[Stored entries]
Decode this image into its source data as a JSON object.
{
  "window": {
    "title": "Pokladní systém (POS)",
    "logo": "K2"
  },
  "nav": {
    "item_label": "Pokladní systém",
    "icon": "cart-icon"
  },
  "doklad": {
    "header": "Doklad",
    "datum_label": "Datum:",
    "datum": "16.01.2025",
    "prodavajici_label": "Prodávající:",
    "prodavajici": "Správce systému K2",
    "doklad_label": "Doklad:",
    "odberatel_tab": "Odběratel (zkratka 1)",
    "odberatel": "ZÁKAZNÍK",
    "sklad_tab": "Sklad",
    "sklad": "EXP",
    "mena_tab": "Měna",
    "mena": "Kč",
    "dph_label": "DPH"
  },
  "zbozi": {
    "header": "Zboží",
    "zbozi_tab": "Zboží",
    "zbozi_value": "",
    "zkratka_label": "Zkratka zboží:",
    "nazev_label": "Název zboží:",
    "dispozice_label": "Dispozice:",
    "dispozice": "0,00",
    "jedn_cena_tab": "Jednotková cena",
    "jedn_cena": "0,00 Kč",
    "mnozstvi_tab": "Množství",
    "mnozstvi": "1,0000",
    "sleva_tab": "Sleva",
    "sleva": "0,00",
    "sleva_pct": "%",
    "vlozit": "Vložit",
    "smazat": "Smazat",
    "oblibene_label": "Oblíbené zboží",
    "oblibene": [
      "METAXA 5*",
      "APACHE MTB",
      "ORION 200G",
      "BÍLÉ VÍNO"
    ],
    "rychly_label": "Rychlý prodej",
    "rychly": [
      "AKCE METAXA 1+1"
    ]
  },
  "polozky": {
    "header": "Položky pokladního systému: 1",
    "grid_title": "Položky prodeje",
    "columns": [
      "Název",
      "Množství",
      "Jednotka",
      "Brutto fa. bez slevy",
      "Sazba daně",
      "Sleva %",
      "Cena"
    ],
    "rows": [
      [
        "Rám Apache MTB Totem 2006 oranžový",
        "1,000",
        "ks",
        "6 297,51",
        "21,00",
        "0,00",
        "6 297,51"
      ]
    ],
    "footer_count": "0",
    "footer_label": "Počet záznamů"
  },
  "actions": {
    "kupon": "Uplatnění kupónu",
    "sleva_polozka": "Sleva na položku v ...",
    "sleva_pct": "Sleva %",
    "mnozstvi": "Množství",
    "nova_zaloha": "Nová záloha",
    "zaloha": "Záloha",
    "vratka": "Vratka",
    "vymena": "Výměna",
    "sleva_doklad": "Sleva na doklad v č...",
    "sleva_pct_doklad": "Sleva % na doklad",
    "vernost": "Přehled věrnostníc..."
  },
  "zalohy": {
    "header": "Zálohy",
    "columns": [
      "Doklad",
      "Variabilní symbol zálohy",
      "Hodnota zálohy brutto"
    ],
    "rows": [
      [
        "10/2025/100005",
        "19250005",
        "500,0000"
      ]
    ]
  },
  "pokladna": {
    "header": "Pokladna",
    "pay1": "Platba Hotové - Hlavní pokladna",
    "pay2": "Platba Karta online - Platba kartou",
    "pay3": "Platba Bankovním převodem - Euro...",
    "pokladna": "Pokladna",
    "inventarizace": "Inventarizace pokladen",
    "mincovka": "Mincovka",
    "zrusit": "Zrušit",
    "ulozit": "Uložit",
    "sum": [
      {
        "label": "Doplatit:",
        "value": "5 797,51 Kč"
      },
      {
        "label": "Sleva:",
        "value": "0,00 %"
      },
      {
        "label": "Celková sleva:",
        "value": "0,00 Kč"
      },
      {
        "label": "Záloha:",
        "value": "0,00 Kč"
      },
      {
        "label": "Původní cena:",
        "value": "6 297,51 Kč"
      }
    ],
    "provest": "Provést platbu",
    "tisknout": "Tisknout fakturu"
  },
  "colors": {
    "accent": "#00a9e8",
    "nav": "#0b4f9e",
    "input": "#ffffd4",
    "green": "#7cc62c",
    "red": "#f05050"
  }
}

=== DIRECTIVE ===
Repeat all of the entries exactly.

=== EXERCISE RESPONSE ===
Decode this image into its source data as a JSON object.
{
  "window": {
    "title": "Pokladní systém (POS)",
    "logo": "K2"
  },
  "nav": {
    "item_label": "Pokladní systém",
    "icon": "cart-icon"
  },
  "doklad": {
    "header": "Doklad",
    "datum_label": "Datum:",
    "datum": "16.01.2025",
    "prodavajici_label": "Prodávající:",
    "prodavajici": "Správce systému K2",
    "doklad_label": "Doklad:",
    "odberatel_tab": "Odběratel (zkratka 1)",
    "odberatel": "ZÁKAZNÍK",
    "sklad_tab": "Sklad",
    "sklad": "EXP",
    "mena_tab": "Měna",
    "mena": "Kč",
    "dph_label": "DPH"
  },
  "zbozi": {
    "header": "Zboží",
    "zbozi_tab": "Zboží",
    "zbozi_value": "",
    "zkratka_label": "Zkratka zboží:",
    "nazev_label": "Název zboží:",
    "dispozice_label": "Dispozice:",
    "dispozice": "0,00",
    "jedn_cena_tab": "Jednotková cena",
    "jedn_cena": "0,00 Kč",
    "mnozstvi_tab": "Množství",
    "mnozstvi": "1,0000",
    "sleva_tab": "Sleva",
    "sleva": "0,00",
    "sleva_pct": "%",
    "vlozit": "Vložit",
    "smazat": "Smazat",
    "oblibene_label": "Oblíbené zboží",
    "oblibene": [
      "METAXA 5*",
      "APACHE MTB",
      "ORION 200G",
      "BÍLÉ VÍNO"
    ],
    "rychly_label": "Rychlý prodej",
    "rychly": [
      "AKCE METAXA 1+1"
    ]
  },
  "polozky": {
    "header": "Položky pokladního systému: 1",
    "grid_title": "Položky prodeje",
    "columns": [
      "Název",
      "Množství",
      "Jednotka",
      "Brutto fa. bez slevy",
      "Sazba daně",
      "Sleva %",
      "Cena"
    ],
    "rows": [
      [
        "Rám Apache MTB Totem 2006 oranžový",
        "1,000",
        "ks",
        "6 297,51",
        "21,00",
        "0,00",
        "6 297,51"
      ]
    ],
    "footer_count": "0",
    "footer_label": "Počet záznamů"
  },
  "actions": {
    "kupon": "Uplatnění kupónu",
    "sleva_polozka": "Sleva na položku v ...",
    "sleva_pct": "Sleva %",
    "mnozstvi": "Množství",
    "nova_zaloha": "Nová záloha",
    "zaloha": "Záloha",
    "vratka": "Vratka",
    "vymena": "Výměna",
    "sleva_doklad": "Sleva na doklad v č...",
    "sleva_pct_doklad": "Sleva % na doklad",
    "vernost": "Přehled věrnostníc..."
  },
  "zalohy": {
    "header": "Zálohy",
    "columns": [
      "Doklad",
      "Variabilní symbol zálohy",
      "Hodnota zálohy brutto"
    ],
    "rows": [
      [
        "10/2025/100005",
        "19250005",
        "500,0000"
      ]
    ]
  },
  "pokladna": {
    "header": "Pokladna",
    "pay1": "Platba Hotové - Hlavní pokladna",
    "pay2": "Platba Karta online - Platba kartou",
    "pay3": "Platba Bankovním převodem - Euro...",
    "pokladna": "Pokladna",
    "inventarizace": "Inventarizace pokladen",
    "mincovka": "Mincovka",
    "zrusit": "Zrušit",
    "ulozit": "Uložit",
    "sum": [
      {
        "label": "Doplatit:",
        "value": "5 797,51 Kč"
      },
      {
        "label": "Sleva:",
        "value": "0,00 %"
      },
      {
        "label": "Celková sleva:",
        "value": "0,00 Kč"
      },
      {
        "label": "Záloha:",
        "value": "0,00 Kč"
      },
      {
        "label": "Původní cena:",
        "value": "6 297,51 Kč"
      }
    ],
    "provest": "Provést platbu",
    "tisknout": "Tisknout fakturu"
  },
  "colors": {
    "accent": "#00a9e8",
    "nav": "#0b4f9e",
    "input": "#ffffd4",
    "green": "#7cc62c",
    "red": "#f05050"
  }
}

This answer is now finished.